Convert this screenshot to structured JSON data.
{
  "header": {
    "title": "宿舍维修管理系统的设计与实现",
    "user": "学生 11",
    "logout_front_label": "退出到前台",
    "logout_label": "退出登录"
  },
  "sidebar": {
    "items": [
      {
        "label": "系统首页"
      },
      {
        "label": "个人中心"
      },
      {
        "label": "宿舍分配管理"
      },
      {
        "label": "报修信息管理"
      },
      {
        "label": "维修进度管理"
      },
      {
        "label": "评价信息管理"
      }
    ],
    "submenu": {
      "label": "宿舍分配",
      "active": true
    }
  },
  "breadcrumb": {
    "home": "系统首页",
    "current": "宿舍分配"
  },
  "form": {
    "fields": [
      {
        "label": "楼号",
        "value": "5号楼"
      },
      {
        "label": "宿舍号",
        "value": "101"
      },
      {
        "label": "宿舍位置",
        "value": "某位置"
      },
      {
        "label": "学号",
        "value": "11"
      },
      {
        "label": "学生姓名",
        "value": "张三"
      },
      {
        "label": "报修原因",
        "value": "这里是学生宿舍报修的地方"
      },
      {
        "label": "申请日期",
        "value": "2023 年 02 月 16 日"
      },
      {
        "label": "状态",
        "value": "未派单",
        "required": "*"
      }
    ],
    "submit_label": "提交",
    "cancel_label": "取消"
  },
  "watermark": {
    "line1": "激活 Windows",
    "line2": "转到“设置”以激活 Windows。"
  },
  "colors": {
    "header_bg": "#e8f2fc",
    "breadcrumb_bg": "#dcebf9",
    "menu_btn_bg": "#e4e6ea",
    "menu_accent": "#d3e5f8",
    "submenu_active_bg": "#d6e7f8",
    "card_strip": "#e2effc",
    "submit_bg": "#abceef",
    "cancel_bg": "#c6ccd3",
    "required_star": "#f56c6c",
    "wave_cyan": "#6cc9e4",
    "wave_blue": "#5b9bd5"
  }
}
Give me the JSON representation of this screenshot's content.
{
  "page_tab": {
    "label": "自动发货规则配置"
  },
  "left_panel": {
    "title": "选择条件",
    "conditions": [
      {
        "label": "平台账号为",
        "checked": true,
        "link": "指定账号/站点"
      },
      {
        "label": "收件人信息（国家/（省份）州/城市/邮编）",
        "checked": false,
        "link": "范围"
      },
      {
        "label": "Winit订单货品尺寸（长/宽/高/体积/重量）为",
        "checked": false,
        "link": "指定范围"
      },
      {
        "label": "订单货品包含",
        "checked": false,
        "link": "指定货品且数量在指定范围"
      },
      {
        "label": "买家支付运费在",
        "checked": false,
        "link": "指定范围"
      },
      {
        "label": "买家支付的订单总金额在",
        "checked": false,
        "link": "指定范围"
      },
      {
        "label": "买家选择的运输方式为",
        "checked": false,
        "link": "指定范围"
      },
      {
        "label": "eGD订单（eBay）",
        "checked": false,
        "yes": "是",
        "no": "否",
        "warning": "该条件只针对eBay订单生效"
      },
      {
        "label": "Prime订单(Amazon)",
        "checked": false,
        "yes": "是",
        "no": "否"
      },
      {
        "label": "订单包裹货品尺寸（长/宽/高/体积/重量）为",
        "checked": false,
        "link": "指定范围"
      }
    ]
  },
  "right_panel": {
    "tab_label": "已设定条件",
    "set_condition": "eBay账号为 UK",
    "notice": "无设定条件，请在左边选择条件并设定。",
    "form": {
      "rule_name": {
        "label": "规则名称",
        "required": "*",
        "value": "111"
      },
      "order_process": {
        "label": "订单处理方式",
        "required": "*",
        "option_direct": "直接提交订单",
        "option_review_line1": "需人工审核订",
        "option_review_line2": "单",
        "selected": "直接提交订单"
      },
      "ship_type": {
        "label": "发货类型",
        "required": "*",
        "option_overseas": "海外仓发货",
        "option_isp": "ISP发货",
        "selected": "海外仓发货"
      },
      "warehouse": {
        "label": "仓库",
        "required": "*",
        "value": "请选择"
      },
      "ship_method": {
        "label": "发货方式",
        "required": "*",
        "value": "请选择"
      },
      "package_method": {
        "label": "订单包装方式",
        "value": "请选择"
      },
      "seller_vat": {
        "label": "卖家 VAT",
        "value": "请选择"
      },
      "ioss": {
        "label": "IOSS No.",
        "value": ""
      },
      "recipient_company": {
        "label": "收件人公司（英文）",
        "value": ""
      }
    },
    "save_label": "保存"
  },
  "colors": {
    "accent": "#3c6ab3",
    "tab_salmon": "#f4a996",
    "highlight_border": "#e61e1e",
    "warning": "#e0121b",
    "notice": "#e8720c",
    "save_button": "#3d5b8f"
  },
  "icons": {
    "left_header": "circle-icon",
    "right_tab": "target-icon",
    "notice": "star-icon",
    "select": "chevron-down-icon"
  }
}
○ ○ ○ ○ ○
_Exercise task:_
Each line of the material must be restated exactly.

_Finished task:_
Convert this screenshot to structured JSON data.
{
  "header": {
    "title": "宿舍维修管理系统的设计与实现",
    "user": "学生 11",
    "logout_front_label": "退出到前台",
    "logout_label": "退出登录"
  },
  "sidebar": {
    "items": [
      {
        "label": "系统首页"
      },
      {
        "label": "个人中心"
      },
      {
        "label": "宿舍分配管理"
      },
      {
        "label": "报修信息管理"
      },
      {
        "label": "维修进度管理"
      },
      {
        "label": "评价信息管理"
      }
    ],
    "submenu": {
      "label": "宿舍分配",
      "active": true
    }
  },
  "breadcrumb": {
    "home": "系统首页",
    "current": "宿舍分配"
  },
  "form": {
    "fields": [
      {
        "label": "楼号",
        "value": "5号楼"
      },
      {
        "label": "宿舍号",
        "value": "101"
      },
      {
        "label": "宿舍位置",
        "value": "某位置"
      },
      {
        "label": "学号",
        "value": "11"
      },
      {
        "label": "学生姓名",
        "value": "张三"
      },
      {
        "label": "报修原因",
        "value": "这里是学生宿舍报修的地方"
      },
      {
        "label": "申请日期",
        "value": "2023 年 02 月 16 日"
      },
      {
        "label": "状态",
        "value": "未派单",
        "required": "*"
      }
    ],
    "submit_label": "提交",
    "cancel_label": "取消"
  },
  "watermark": {
    "line1": "激活 Windows",
    "line2": "转到“设置”以激活 Windows。"
  },
  "colors": {
    "header_bg": "#e8f2fc",
    "breadcrumb_bg": "#dcebf9",
    "menu_btn_bg": "#e4e6ea",
    "menu_accent": "#d3e5f8",
    "submenu_active_bg": "#d6e7f8",
    "card_strip": "#e2effc",
    "submit_bg": "#abceef",
    "cancel_bg": "#c6ccd3",
    "required_star": "#f56c6c",
    "wave_cyan": "#6cc9e4",
    "wave_blue": "#5b9bd5"
  }
}
Give me the JSON representation of this screenshot's content.
{
  "page_tab": {
    "label": "自动发货规则配置"
  },
  "left_panel": {
    "title": "选择条件",
    "conditions": [
      {
        "label": "平台账号为",
        "checked": true,
        "link": "指定账号/站点"
      },
      {
        "label": "收件人信息（国家/（省份）州/城市/邮编）",
        "checked": false,
        "link": "范围"
      },
      {
        "label": "Winit订单货品尺寸（长/宽/高/体积/重量）为",
        "checked": false,
        "link": "指定范围"
      },
      {
        "label": "订单货品包含",
        "checked": false,
        "link": "指定货品且数量在指定范围"
      },
      {
        "label": "买家支付运费在",
        "checked": false,
        "link": "指定范围"
      },
      {
        "label": "买家支付的订单总金额在",
        "checked": false,
        "link": "指定范围"
      },
      {
        "label": "买家选择的运输方式为",
        "checked": false,
        "link": "指定范围"
      },
      {
        "label": "eGD订单（eBay）",
        "checked": false,
        "yes": "是",
        "no": "否",
        "warning": "该条件只针对eBay订单生效"
      },
      {
        "label": "Prime订单(Amazon)",
        "checked": false,
        "yes": "是",
        "no": "否"
      },
      {
        "label": "订单包裹货品尺寸（长/宽/高/体积/重量）为",
        "checked": false,
        "link": "指定范围"
      }
    ]
  },
  "right_panel": {
    "tab_label": "已设定条件",
    "set_condition": "eBay账号为 UK",
    "notice": "无设定条件，请在左边选择条件并设定。",
    "form": {
      "rule_name": {
        "label": "规则名称",
        "required": "*",
        "value": "111"
      },
      "order_process": {
        "label": "订单处理方式",
        "required": "*",
        "option_direct": "直接提交订单",
        "option_review_line1": "需人工审核订",
        "option_review_line2": "单",
        "selected": "直接提交订单"
      },
      "ship_type": {
        "label": "发货类型",
        "required": "*",
        "option_overseas": "海外仓发货",
        "option_isp": "ISP发货",
        "selected": "海外仓发货"
      },
      "warehouse": {
        "label": "仓库",
        "required": "*",
        "value": "请选择"
      },
      "ship_method": {
        "label": "发货方式",
        "required": "*",
        "value": "请选择"
      },
      "package_method": {
        "label": "订单包装方式",
        "value": "请选择"
      },
      "seller_vat": {
        "label": "卖家 VAT",
        "value": "请选择"
      },
      "ioss": {
        "label": "IOSS No.",
        "value": ""
      },
      "recipient_company": {
        "label": "收件人公司（英文）",
        "value": ""
      }
    },
    "save_label": "保存"
  },
  "colors": {
    "accent": "#3c6ab3",
    "tab_salmon": "#f4a996",
    "highlight_border": "#e61e1e",
    "warning": "#e0121b",
    "notice": "#e8720c",
    "save_button": "#3d5b8f"
  },
  "icons": {
    "left_header": "circle-icon",
    "right_tab": "target-icon",
    "notice": "star-icon",
    "select": "chevron-down-icon"
  }
}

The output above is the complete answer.